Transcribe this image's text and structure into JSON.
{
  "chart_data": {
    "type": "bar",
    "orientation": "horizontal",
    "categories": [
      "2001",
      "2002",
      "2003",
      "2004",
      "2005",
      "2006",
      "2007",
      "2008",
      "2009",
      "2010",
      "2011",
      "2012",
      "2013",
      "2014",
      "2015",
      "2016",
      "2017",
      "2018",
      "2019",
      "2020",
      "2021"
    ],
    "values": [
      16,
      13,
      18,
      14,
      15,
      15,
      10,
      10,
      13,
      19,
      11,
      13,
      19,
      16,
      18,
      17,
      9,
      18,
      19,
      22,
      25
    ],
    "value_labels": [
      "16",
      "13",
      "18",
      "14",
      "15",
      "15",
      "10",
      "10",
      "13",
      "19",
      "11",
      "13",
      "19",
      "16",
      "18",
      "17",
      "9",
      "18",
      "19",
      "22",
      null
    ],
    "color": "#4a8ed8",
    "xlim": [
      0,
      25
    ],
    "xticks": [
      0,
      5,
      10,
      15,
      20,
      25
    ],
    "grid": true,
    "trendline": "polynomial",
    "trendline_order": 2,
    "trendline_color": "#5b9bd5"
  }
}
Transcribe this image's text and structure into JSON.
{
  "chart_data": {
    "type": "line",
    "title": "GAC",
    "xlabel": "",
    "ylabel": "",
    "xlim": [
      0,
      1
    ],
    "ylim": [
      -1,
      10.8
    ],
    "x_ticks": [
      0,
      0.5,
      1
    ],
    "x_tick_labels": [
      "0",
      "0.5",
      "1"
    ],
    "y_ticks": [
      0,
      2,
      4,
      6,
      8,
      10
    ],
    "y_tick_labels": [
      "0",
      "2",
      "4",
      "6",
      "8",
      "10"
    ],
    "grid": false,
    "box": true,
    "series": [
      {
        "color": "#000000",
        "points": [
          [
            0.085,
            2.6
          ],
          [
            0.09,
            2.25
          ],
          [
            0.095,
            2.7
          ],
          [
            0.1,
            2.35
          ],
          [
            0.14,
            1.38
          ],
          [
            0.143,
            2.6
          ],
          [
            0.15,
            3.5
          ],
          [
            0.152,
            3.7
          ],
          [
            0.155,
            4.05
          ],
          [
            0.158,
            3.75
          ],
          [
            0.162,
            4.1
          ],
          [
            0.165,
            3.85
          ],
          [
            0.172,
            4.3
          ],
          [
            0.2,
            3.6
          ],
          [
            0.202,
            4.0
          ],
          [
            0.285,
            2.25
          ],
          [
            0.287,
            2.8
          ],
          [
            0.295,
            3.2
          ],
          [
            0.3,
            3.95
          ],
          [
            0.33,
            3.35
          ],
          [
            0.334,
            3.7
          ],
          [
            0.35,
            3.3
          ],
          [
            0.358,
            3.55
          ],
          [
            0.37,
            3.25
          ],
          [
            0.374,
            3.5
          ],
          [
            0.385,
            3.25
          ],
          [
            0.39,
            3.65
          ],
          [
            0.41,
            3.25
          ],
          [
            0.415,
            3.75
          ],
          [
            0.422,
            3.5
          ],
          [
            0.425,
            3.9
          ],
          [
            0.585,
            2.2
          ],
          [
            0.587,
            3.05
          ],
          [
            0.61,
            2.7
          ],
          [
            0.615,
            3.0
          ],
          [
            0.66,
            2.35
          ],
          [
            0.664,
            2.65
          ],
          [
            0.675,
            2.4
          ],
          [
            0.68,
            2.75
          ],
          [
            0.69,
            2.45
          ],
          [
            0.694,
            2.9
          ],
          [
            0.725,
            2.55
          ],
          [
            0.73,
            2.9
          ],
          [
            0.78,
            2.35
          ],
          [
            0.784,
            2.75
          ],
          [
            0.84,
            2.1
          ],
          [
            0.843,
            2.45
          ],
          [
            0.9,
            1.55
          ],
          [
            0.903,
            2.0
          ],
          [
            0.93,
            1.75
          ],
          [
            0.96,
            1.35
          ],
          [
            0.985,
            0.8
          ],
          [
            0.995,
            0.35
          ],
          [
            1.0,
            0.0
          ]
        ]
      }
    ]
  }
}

════════════════

* **What the task asks**: Repeat the material above in full, keeping every word.

* **Answer to this task**:
Transcribe this image's text and structure into JSON.
{
  "chart_data": {
    "type": "bar",
    "orientation": "horizontal",
    "categories": [
      "2001",
      "2002",
      "2003",
      "2004",
      "2005",
      "2006",
      "2007",
      "2008",
      "2009",
      "2010",
      "2011",
      "2012",
      "2013",
      "2014",
      "2015",
      "2016",
      "2017",
      "2018",
      "2019",
      "2020",
      "2021"
    ],
    "values": [
      16,
      13,
      18,
      14,
      15,
      15,
      10,
      10,
      13,
      19,
      11,
      13,
      19,
      16,
      18,
      17,
      9,
      18,
      19,
      22,
      25
    ],
    "value_labels": [
      "16",
      "13",
      "18",
      "14",
      "15",
      "15",
      "10",
      "10",
      "13",
      "19",
      "11",
      "13",
      "19",
      "16",
      "18",
      "17",
      "9",
      "18",
      "19",
      "22",
      null
    ],
    "color": "#4a8ed8",
    "xlim": [
      0,
      25
    ],
    "xticks": [
      0,
      5,
      10,
      15,
      20,
      25
    ],
    "grid": true,
    "trendline": "polynomial",
    "trendline_order": 2,
    "trendline_color": "#5b9bd5"
  }
}
Transcribe this image's text and structure into JSON.
{
  "chart_data": {
    "type": "line",
    "title": "GAC",
    "xlabel": "",
    "ylabel": "",
    "xlim": [
      0,
      1
    ],
    "ylim": [
      -1,
      10.8
    ],
    "x_ticks": [
      0,
      0.5,
      1
    ],
    "x_tick_labels": [
      "0",
      "0.5",
      "1"
    ],
    "y_ticks": [
      0,
      2,
      4,
      6,
      8,
      10
    ],
    "y_tick_labels": [
      "0",
      "2",
      "4",
      "6",
      "8",
      "10"
    ],
    "grid": false,
    "box": true,
    "series": [
      {
        "color": "#000000",
        "points": [
          [
            0.085,
            2.6
          ],
          [
            0.09,
            2.25
          ],
          [
            0.095,
            2.7
          ],
          [
            0.1,
            2.35
          ],
          [
            0.14,
            1.38
          ],
          [
            0.143,
            2.6
          ],
          [
            0.15,
            3.5
          ],
          [
            0.152,
            3.7
          ],
          [
            0.155,
            4.05
          ],
          [
            0.158,
            3.75
          ],
          [
            0.162,
            4.1
          ],
          [
            0.165,
            3.85
          ],
          [
            0.172,
            4.3
          ],
          [
            0.2,
            3.6
          ],
          [
            0.202,
            4.0
          ],
          [
            0.285,
            2.25
          ],
          [
            0.287,
            2.8
          ],
          [
            0.295,
            3.2
          ],
          [
            0.3,
            3.95
          ],
          [
            0.33,
            3.35
          ],
          [
            0.334,
            3.7
          ],
          [
            0.35,
            3.3
          ],
          [
            0.358,
            3.55
          ],
          [
            0.37,
            3.25
          ],
          [
            0.374,
            3.5
          ],
          [
            0.385,
            3.25
          ],
          [
            0.39,
            3.65
          ],
          [
            0.41,
            3.25
          ],
          [
            0.415,
            3.75
          ],
          [
            0.422,
            3.5
          ],
          [
            0.425,
            3.9
          ],
          [
            0.585,
            2.2
          ],
          [
            0.587,
            3.05
          ],
          [
            0.61,
            2.7
          ],
          [
            0.615,
            3.0
          ],
          [
            0.66,
            2.35
          ],
          [
            0.664,
            2.65
          ],
          [
            0.675,
            2.4
          ],
          [
            0.68,
            2.75
          ],
          [
            0.69,
            2.45
          ],
          [
            0.694,
            2.9
          ],
          [
            0.725,
            2.55
          ],
          [
            0.73,
            2.9
          ],
          [
            0.78,
            2.35
          ],
          [
            0.784,
            2.75
          ],
          [
            0.84,
            2.1
          ],
          [
            0.843,
            2.45
          ],
          [
            0.9,
            1.55
          ],
          [
            0.903,
            2.0
          ],
          [
            0.93,
            1.75
          ],
          [
            0.96,
            1.35
          ],
          [
            0.985,
            0.8
          ],
          [
            0.995,
            0.35
          ],
          [
            1.0,
            0.0
          ]
        ]
      }
    ]
  }
}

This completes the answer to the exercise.